**What is being asked:** What follows is a listing; give it again exactly, in its entirety.

**Available data:**

<<<<

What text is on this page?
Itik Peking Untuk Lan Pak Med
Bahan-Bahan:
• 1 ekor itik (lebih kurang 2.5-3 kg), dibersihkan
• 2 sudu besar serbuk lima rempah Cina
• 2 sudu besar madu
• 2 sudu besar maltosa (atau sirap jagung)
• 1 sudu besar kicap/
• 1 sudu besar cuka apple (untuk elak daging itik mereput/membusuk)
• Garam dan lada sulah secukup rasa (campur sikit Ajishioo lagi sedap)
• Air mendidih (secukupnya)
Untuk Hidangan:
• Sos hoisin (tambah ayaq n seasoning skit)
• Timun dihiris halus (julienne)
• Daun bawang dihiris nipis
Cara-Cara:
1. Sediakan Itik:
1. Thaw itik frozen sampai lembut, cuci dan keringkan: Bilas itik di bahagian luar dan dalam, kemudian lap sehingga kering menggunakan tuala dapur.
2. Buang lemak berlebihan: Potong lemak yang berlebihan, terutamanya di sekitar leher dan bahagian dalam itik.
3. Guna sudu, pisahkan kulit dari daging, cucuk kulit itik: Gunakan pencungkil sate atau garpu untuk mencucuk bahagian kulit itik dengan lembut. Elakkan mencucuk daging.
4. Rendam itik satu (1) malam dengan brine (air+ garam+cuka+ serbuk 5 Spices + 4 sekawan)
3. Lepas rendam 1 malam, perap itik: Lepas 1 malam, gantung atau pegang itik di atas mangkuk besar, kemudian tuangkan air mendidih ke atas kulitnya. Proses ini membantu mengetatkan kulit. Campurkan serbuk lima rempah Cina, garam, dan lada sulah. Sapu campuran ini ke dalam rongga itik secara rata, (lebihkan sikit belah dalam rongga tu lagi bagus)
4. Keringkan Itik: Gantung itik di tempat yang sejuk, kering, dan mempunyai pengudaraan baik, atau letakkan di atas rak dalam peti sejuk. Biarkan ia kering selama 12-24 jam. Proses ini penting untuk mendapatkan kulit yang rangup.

>>>>

**Solution to this problem:**
What text is on this page?
Itik Peking Untuk Lan Pak Med
Bahan-Bahan:
• 1 ekor itik (lebih kurang 2.5-3 kg), dibersihkan
• 2 sudu besar serbuk lima rempah Cina
• 2 sudu besar madu
• 2 sudu besar maltosa (atau sirap jagung)
• 1 sudu besar kicap/
• 1 sudu besar cuka apple (untuk elak daging itik mereput/membusuk)
• Garam dan lada sulah secukup rasa (campur sikit Ajishioo lagi sedap)
• Air mendidih (secukupnya)
Untuk Hidangan:
• Sos hoisin (tambah ayaq n seasoning skit)
• Timun dihiris halus (julienne)
• Daun bawang dihiris nipis
Cara-Cara:
1. Sediakan Itik:
1. Thaw itik frozen sampai lembut, cuci dan keringkan: Bilas itik di bahagian luar dan dalam, kemudian lap sehingga kering menggunakan tuala dapur.
2. Buang lemak berlebihan: Potong lemak yang berlebihan, terutamanya di sekitar leher dan bahagian dalam itik.
3. Guna sudu, pisahkan kulit dari daging, cucuk kulit itik: Gunakan pencungkil sate atau garpu untuk mencucuk bahagian kulit itik dengan lembut. Elakkan mencucuk daging.
4. Rendam itik satu (1) malam dengan brine (air+ garam+cuka+ serbuk 5 Spices + 4 sekawan)
3. Lepas rendam 1 malam, perap itik: Lepas 1 malam, gantung atau pegang itik di atas mangkuk besar, kemudian tuangkan air mendidih ke atas kulitnya. Proses ini membantu mengetatkan kulit. Campurkan serbuk lima rempah Cina, garam, dan lada sulah. Sapu campuran ini ke dalam rongga itik secara rata, (lebihkan sikit belah dalam rongga tu lagi bagus)
4. Keringkan Itik: Gantung itik di tempat yang sejuk, kering, dan mempunyai pengudaraan baik, atau letakkan di atas rak dalam peti sejuk. Biarkan ia kering selama 12-24 jam. Proses ini penting untuk mendapatkan kulit yang rangup.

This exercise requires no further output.